### REQUEST:
Exact repetition of every entry is required.

** BEGIN **

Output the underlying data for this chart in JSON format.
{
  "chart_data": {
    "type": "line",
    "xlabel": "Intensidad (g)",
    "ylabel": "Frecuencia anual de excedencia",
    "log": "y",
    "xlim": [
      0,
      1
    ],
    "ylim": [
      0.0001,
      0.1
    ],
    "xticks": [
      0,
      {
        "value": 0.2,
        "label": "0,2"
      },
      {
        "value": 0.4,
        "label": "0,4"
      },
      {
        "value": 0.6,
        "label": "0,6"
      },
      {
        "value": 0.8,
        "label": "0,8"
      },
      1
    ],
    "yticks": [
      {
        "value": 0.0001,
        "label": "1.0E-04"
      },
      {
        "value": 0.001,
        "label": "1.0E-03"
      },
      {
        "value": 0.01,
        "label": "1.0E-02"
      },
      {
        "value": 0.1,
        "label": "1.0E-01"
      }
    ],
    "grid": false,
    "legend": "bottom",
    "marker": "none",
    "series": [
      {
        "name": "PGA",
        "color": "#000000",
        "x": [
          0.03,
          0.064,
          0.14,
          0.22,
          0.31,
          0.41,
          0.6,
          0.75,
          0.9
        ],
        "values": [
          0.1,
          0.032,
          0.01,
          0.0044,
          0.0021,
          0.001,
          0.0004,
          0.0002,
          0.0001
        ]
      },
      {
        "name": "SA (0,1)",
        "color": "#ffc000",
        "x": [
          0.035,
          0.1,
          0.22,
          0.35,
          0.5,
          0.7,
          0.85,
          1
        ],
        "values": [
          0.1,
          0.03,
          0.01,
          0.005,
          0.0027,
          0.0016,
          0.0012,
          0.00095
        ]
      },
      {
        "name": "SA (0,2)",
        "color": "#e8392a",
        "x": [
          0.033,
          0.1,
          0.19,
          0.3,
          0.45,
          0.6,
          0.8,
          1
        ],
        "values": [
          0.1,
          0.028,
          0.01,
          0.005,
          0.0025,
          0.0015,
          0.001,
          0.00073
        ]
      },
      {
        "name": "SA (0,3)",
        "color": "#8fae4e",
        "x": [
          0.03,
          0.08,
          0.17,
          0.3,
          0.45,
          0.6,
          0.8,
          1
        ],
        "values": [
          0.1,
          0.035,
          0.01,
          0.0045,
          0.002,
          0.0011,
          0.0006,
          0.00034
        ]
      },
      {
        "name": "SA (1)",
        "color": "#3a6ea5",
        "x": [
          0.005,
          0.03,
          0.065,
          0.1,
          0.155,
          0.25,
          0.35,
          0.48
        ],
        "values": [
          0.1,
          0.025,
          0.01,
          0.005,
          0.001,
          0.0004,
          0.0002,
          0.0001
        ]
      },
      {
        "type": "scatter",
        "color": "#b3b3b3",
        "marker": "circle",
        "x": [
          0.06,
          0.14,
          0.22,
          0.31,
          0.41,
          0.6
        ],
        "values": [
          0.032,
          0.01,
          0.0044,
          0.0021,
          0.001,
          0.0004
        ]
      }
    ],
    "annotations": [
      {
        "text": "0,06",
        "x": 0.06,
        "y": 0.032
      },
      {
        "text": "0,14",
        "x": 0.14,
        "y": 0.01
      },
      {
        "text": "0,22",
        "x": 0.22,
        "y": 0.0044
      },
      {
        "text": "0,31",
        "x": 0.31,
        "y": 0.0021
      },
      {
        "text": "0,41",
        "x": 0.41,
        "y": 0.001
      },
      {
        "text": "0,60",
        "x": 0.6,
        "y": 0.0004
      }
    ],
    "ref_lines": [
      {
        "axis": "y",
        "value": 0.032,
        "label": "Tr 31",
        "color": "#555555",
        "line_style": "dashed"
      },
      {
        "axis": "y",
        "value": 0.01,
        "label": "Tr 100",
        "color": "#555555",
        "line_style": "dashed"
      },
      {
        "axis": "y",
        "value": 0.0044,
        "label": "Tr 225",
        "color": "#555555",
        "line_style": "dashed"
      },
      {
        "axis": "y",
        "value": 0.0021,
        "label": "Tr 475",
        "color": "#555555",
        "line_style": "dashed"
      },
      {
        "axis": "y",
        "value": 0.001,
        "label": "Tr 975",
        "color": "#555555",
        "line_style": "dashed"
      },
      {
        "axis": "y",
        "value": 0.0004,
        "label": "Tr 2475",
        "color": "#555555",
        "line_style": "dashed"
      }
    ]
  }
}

** END **

### WRITTEN SOLUTION:
Output the underlying data for this chart in JSON format.
{
  "chart_data": {
    "type": "line",
    "xlabel": "Intensidad (g)",
    "ylabel": "Frecuencia anual de excedencia",
    "log": "y",
    "xlim": [
      0,
      1
    ],
    "ylim": [
      0.0001,
      0.1
    ],
    "xticks": [
      0,
      {
        "value": 0.2,
        "label": "0,2"
      },
      {
        "value": 0.4,
        "label": "0,4"
      },
      {
        "value": 0.6,
        "label": "0,6"
      },
      {
        "value": 0.8,
        "label": "0,8"
      },
      1
    ],
    "yticks": [
      {
        "value": 0.0001,
        "label": "1.0E-04"
      },
      {
        "value": 0.001,
        "label": "1.0E-03"
      },
      {
        "value": 0.01,
        "label": "1.0E-02"
      },
      {
        "value": 0.1,
        "label": "1.0E-01"
      }
    ],
    "grid": false,
    "legend": "bottom",
    "marker": "none",
    "series": [
      {
        "name": "PGA",
        "color": "#000000",
        "x": [
          0.03,
          0.064,
          0.14,
          0.22,
          0.31,
          0.41,
          0.6,
          0.75,
          0.9
        ],
        "values": [
          0.1,
          0.032,
          0.01,
          0.0044,
          0.0021,
          0.001,
          0.0004,
          0.0002,
          0.0001
        ]
      },
      {
        "name": "SA (0,1)",
        "color": "#ffc000",
        "x": [
          0.035,
          0.1,
          0.22,
          0.35,
          0.5,
          0.7,
          0.85,
          1
        ],
        "values": [
          0.1,
          0.03,
          0.01,
          0.005,
          0.0027,
          0.0016,
          0.0012,
          0.00095
        ]
      },
      {
        "name": "SA (0,2)",
        "color": "#e8392a",
        "x": [
          0.033,
          0.1,
          0.19,
          0.3,
          0.45,
          0.6,
          0.8,
          1
        ],
        "values": [
          0.1,
          0.028,
          0.01,
          0.005,
          0.0025,
          0.0015,
          0.001,
          0.00073
        ]
      },
      {
        "name": "SA (0,3)",
        "color": "#8fae4e",
        "x": [
          0.03,
          0.08,
          0.17,
          0.3,
          0.45,
          0.6,
          0.8,
          1
        ],
        "values": [
          0.1,
          0.035,
          0.01,
          0.0045,
          0.002,
          0.0011,
          0.0006,
          0.00034
        ]
      },
      {
        "name": "SA (1)",
        "color": "#3a6ea5",
        "x": [
          0.005,
          0.03,
          0.065,
          0.1,
          0.155,
          0.25,
          0.35,
          0.48
        ],
        "values": [
          0.1,
          0.025,
          0.01,
          0.005,
          0.001,
          0.0004,
          0.0002,
          0.0001
        ]
      },
      {
        "type": "scatter",
        "color": "#b3b3b3",
        "marker": "circle",
        "x": [
          0.06,
          0.14,
          0.22,
          0.31,
          0.41,
          0.6
        ],
        "values": [
          0.032,
          0.01,
          0.0044,
          0.0021,
          0.001,
          0.0004
        ]
      }
    ],
    "annotations": [
      {
        "text": "0,06",
        "x": 0.06,
        "y": 0.032
      },
      {
        "text": "0,14",
        "x": 0.14,
        "y": 0.01
      },
      {
        "text": "0,22",
        "x": 0.22,
        "y": 0.0044
      },
      {
        "text": "0,31",
        "x": 0.31,
        "y": 0.0021
      },
      {
        "text": "0,41",
        "x": 0.41,
        "y": 0.001
      },
      {
        "text": "0,60",
        "x": 0.6,
        "y": 0.0004
      }
    ],
    "ref_lines": [
      {
        "axis": "y",
        "value": 0.032,
        "label": "Tr 31",
        "color": "#555555",
        "line_style": "dashed"
      },
      {
        "axis": "y",
        "value": 0.01,
        "label": "Tr 100",
        "color": "#555555",
        "line_style": "dashed"
      },
      {
        "axis": "y",
        "value": 0.0044,
        "label": "Tr 225",
        "color": "#555555",
        "line_style": "dashed"
      },
      {
        "axis": "y",
        "value": 0.0021,
        "label": "Tr 475",
        "color": "#555555",
        "line_style": "dashed"
      },
      {
        "axis": "y",
        "value": 0.001,
        "label": "Tr 975",
        "color": "#555555",
        "line_style": "dashed"
      },
      {
        "axis": "y",
        "value": 0.0004,
        "label": "Tr 2475",
        "color": "#555555",
        "line_style": "dashed"
      }
    ]
  }
}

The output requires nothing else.